- **GIVEN EXERCISE**
Print out every line, exactly as written.
▼
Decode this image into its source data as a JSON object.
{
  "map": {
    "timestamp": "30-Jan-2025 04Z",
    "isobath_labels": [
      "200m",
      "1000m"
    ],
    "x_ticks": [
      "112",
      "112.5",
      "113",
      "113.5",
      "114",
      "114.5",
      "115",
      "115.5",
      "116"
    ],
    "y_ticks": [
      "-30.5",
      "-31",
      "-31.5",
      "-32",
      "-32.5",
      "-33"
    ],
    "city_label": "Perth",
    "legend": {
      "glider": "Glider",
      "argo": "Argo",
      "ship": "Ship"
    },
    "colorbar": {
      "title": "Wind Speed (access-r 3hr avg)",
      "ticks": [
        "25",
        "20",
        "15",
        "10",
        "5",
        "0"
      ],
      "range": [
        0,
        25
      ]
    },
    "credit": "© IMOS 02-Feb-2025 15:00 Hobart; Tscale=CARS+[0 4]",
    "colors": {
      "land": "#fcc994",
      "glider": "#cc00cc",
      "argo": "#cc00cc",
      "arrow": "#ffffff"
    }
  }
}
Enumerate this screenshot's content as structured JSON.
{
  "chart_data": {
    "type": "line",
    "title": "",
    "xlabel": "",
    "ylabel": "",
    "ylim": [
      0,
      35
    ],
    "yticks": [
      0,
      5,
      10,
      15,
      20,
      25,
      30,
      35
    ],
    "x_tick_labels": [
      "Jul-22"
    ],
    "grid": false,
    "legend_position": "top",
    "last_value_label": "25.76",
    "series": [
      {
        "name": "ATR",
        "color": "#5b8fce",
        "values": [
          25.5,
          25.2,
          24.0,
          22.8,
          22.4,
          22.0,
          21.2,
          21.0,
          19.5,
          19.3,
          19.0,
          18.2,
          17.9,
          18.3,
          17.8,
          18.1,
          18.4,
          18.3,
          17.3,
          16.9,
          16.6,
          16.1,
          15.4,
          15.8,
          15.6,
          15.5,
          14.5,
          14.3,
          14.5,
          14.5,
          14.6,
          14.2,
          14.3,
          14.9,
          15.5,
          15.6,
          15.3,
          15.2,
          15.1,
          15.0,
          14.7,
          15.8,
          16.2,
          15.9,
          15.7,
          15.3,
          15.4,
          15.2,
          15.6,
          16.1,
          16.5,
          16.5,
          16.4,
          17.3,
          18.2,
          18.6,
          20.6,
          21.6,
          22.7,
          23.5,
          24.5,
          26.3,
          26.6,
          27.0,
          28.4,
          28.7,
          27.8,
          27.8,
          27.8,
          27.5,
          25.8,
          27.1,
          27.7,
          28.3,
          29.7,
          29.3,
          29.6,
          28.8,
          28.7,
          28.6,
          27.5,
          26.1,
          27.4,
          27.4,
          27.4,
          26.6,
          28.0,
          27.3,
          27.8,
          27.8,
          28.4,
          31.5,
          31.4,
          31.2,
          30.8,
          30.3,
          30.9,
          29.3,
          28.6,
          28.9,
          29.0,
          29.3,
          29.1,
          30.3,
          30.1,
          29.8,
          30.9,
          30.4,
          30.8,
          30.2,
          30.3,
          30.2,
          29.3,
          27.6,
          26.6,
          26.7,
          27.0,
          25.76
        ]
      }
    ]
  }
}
▲
- **TASK SOLUTION**
Decode this image into its source data as a JSON object.
{
  "map": {
    "timestamp": "30-Jan-2025 04Z",
    "isobath_labels": [
      "200m",
      "1000m"
    ],
    "x_ticks": [
      "112",
      "112.5",
      "113",
      "113.5",
      "114",
      "114.5",
      "115",
      "115.5",
      "116"
    ],
    "y_ticks": [
      "-30.5",
      "-31",
      "-31.5",
      "-32",
      "-32.5",
      "-33"
    ],
    "city_label": "Perth",
    "legend": {
      "glider": "Glider",
      "argo": "Argo",
      "ship": "Ship"
    },
    "colorbar": {
      "title": "Wind Speed (access-r 3hr avg)",
      "ticks": [
        "25",
        "20",
        "15",
        "10",
        "5",
        "0"
      ],
      "range": [
        0,
        25
      ]
    },
    "credit": "© IMOS 02-Feb-2025 15:00 Hobart; Tscale=CARS+[0 4]",
    "colors": {
      "land": "#fcc994",
      "glider": "#cc00cc",
      "argo": "#cc00cc",
      "arrow": "#ffffff"
    }
  }
}
Enumerate this screenshot's content as structured JSON.
{
  "chart_data": {
    "type": "line",
    "title": "",
    "xlabel": "",
    "ylabel": "",
    "ylim": [
      0,
      35
    ],
    "yticks": [
      0,
      5,
      10,
      15,
      20,
      25,
      30,
      35
    ],
    "x_tick_labels": [
      "Jul-22"
    ],
    "grid": false,
    "legend_position": "top",
    "last_value_label": "25.76",
    "series": [
      {
        "name": "ATR",
        "color": "#5b8fce",
        "values": [
          25.5,
          25.2,
          24.0,
          22.8,
          22.4,
          22.0,
          21.2,
          21.0,
          19.5,
          19.3,
          19.0,
          18.2,
          17.9,
          18.3,
          17.8,
          18.1,
          18.4,
          18.3,
          17.3,
          16.9,
          16.6,
          16.1,
          15.4,
          15.8,
          15.6,
          15.5,
          14.5,
          14.3,
          14.5,
          14.5,
          14.6,
          14.2,
          14.3,
          14.9,
          15.5,
          15.6,
          15.3,
          15.2,
          15.1,
          15.0,
          14.7,
          15.8,
          16.2,
          15.9,
          15.7,
          15.3,
          15.4,
          15.2,
          15.6,
          16.1,
          16.5,
          16.5,
          16.4,
          17.3,
          18.2,
          18.6,
          20.6,
          21.6,
          22.7,
          23.5,
          24.5,
          26.3,
          26.6,
          27.0,
          28.4,
          28.7,
          27.8,
          27.8,
          27.8,
          27.5,
          25.8,
          27.1,
          27.7,
          28.3,
          29.7,
          29.3,
          29.6,
          28.8,
          28.7,
          28.6,
          27.5,
          26.1,
          27.4,
          27.4,
          27.4,
          26.6,
          28.0,
          27.3,
          27.8,
          27.8,
          28.4,
          31.5,
          31.4,
          31.2,
          30.8,
          30.3,
          30.9,
          29.3,
          28.6,
          28.9,
          29.0,
          29.3,
          29.1,
          30.3,
          30.1,
          29.8,
          30.9,
          30.4,
          30.8,
          30.2,
          30.3,
          30.2,
          29.3,
          27.6,
          26.6,
          26.7,
          27.0,
          25.76
        ]
      }
    ]
  }
}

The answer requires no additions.